>> begin DATA SHOWN
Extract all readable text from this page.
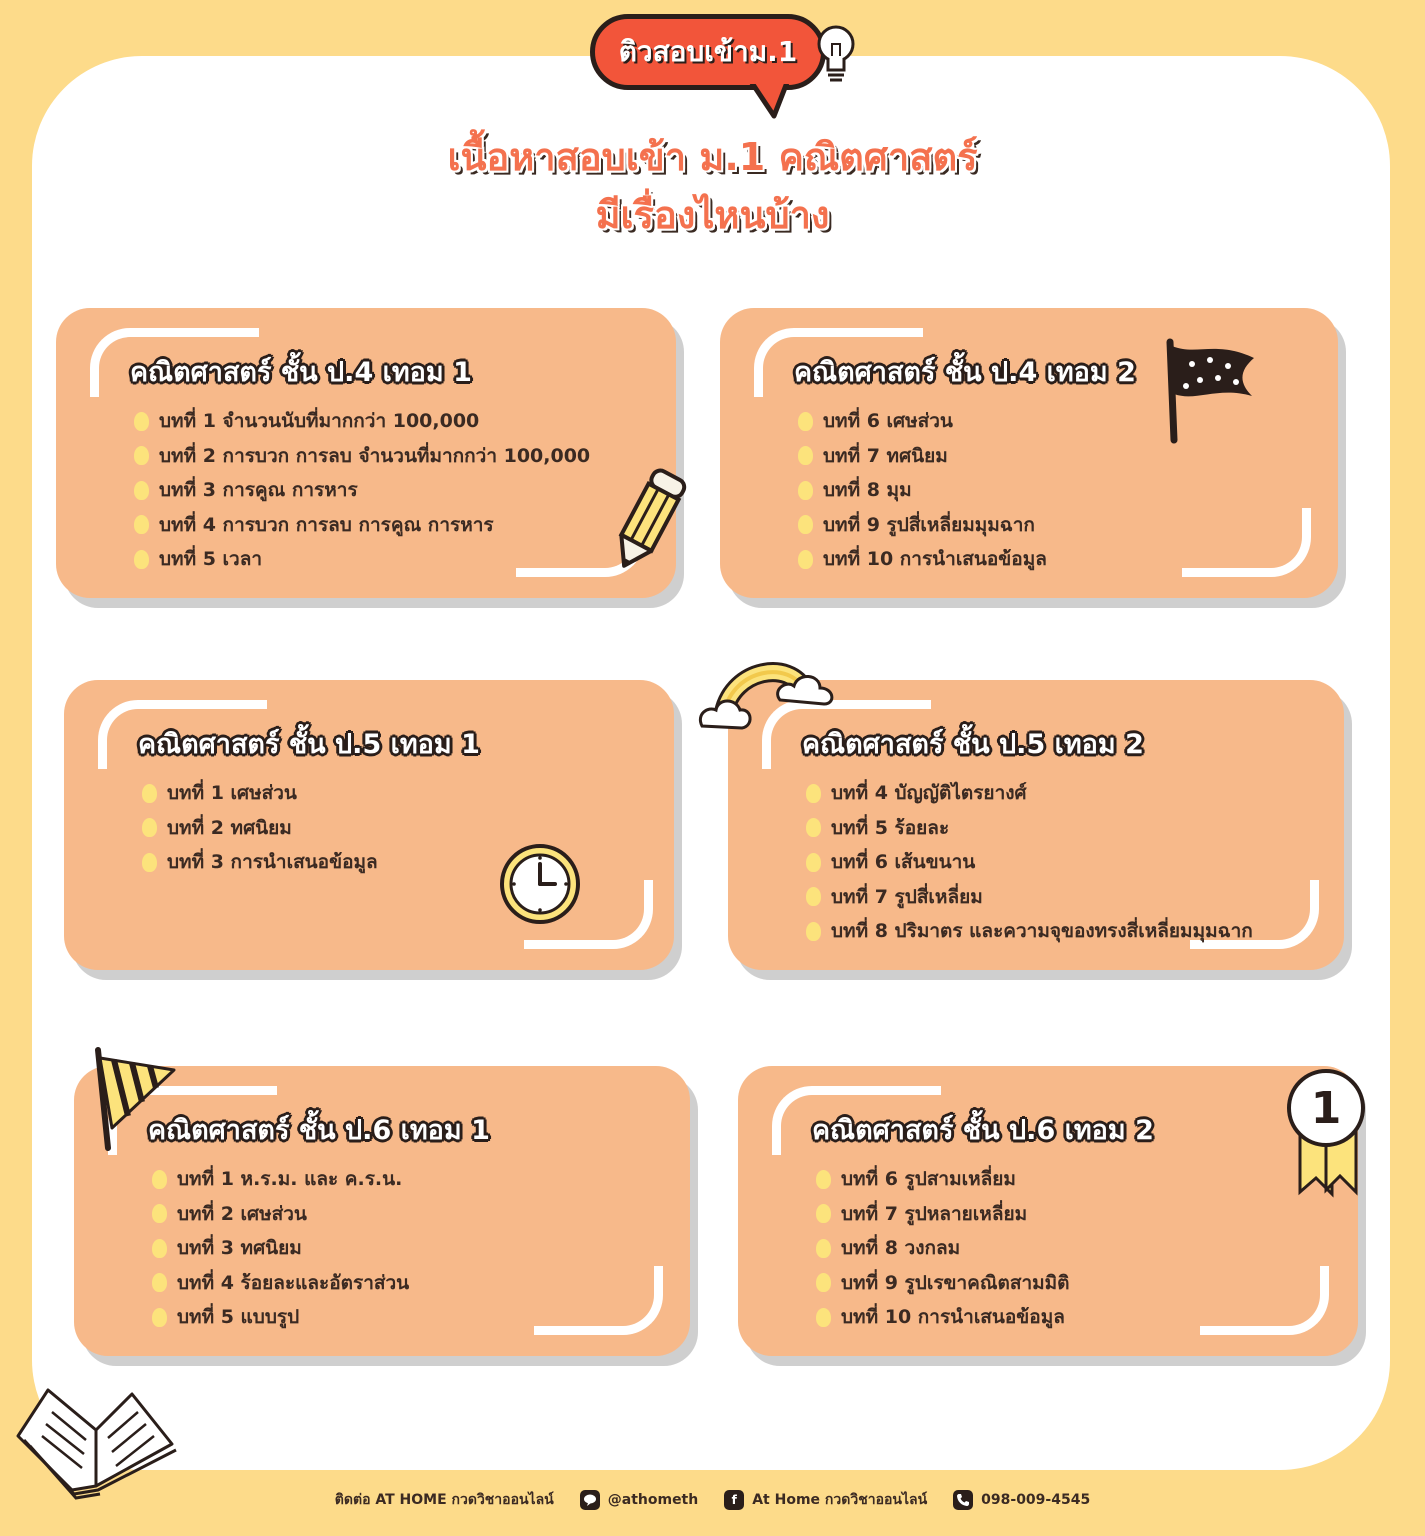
ติวสอบเข้าม.1
เนื้อหาสอบเข้า ม.1 คณิตศาสตร์
มีเรื่องไหนบ้าง
คณิตศาสตร์ ชั้น ป.4 เทอม 1
บทที่ 1 จำนวนนับที่มากกว่า 100,000
บทที่ 2 การบวก การลบ จำนวนที่มากกว่า 100,000
บทที่ 3 การคูณ การหาร
บทที่ 4 การบวก การลบ การคูณ การหาร
บทที่ 5 เวลา
คณิตศาสตร์ ชั้น ป.4 เทอม 2
บทที่ 6 เศษส่วน
บทที่ 7 ทศนิยม
บทที่ 8 มุม
บทที่ 9 รูปสี่เหลี่ยมมุมฉาก
บทที่ 10 การนำเสนอข้อมูล
คณิตศาสตร์ ชั้น ป.5 เทอม 1
บทที่ 1 เศษส่วน
บทที่ 2 ทศนิยม
บทที่ 3 การนำเสนอข้อมูล
คณิตศาสตร์ ชั้น ป.5 เทอม 2
บทที่ 4 บัญญัติไตรยางศ์
บทที่ 5 ร้อยละ
บทที่ 6 เส้นขนาน
บทที่ 7 รูปสี่เหลี่ยม
บทที่ 8 ปริมาตร และความจุของทรงสี่เหลี่ยมมุมฉาก
คณิตศาสตร์ ชั้น ป.6 เทอม 1
บทที่ 1 ห.ร.ม. และ ค.ร.น.
บทที่ 2 เศษส่วน
บทที่ 3 ทศนิยม
บทที่ 4 ร้อยละและอัตราส่วน
บทที่ 5 แบบรูป
คณิตศาสตร์ ชั้น ป.6 เทอม 2
บทที่ 6 รูปสามเหลี่ยม
บทที่ 7 รูปหลายเหลี่ยม
บทที่ 8 วงกลม
บทที่ 9 รูปเรขาคณิตสามมิติ
บทที่ 10 การนำเสนอข้อมูล
1
ติดต่อ AT HOME กวดวิชาออนไลน์	@athometh	f	At Home กวดวิชาออนไลน์	098-009-4545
>> end DATA SHOWN
Quote the entries in full. Any image among them is to be omitted from the copy.

#### [WRITTEN RESPONSE]
Extract all readable text from this page.
ติวสอบเข้าม.1
เนื้อหาสอบเข้า ม.1 คณิตศาสตร์
มีเรื่องไหนบ้าง
คณิตศาสตร์ ชั้น ป.4 เทอม 1
บทที่ 1 จำนวนนับที่มากกว่า 100,000
บทที่ 2 การบวก การลบ จำนวนที่มากกว่า 100,000
บทที่ 3 การคูณ การหาร
บทที่ 4 การบวก การลบ การคูณ การหาร
บทที่ 5 เวลา
คณิตศาสตร์ ชั้น ป.4 เทอม 2
บทที่ 6 เศษส่วน
บทที่ 7 ทศนิยม
บทที่ 8 มุม
บทที่ 9 รูปสี่เหลี่ยมมุมฉาก
บทที่ 10 การนำเสนอข้อมูล
คณิตศาสตร์ ชั้น ป.5 เทอม 1
บทที่ 1 เศษส่วน
บทที่ 2 ทศนิยม
บทที่ 3 การนำเสนอข้อมูล
คณิตศาสตร์ ชั้น ป.5 เทอม 2
บทที่ 4 บัญญัติไตรยางศ์
บทที่ 5 ร้อยละ
บทที่ 6 เส้นขนาน
บทที่ 7 รูปสี่เหลี่ยม
บทที่ 8 ปริมาตร และความจุของทรงสี่เหลี่ยมมุมฉาก
คณิตศาสตร์ ชั้น ป.6 เทอม 1
บทที่ 1 ห.ร.ม. และ ค.ร.น.
บทที่ 2 เศษส่วน
บทที่ 3 ทศนิยม
บทที่ 4 ร้อยละและอัตราส่วน
บทที่ 5 แบบรูป
คณิตศาสตร์ ชั้น ป.6 เทอม 2
บทที่ 6 รูปสามเหลี่ยม
บทที่ 7 รูปหลายเหลี่ยม
บทที่ 8 วงกลม
บทที่ 9 รูปเรขาคณิตสามมิติ
บทที่ 10 การนำเสนอข้อมูล
1
ติดต่อ AT HOME กวดวิชาออนไลน์	@athometh	f	At Home กวดวิชาออนไลน์	098-009-4545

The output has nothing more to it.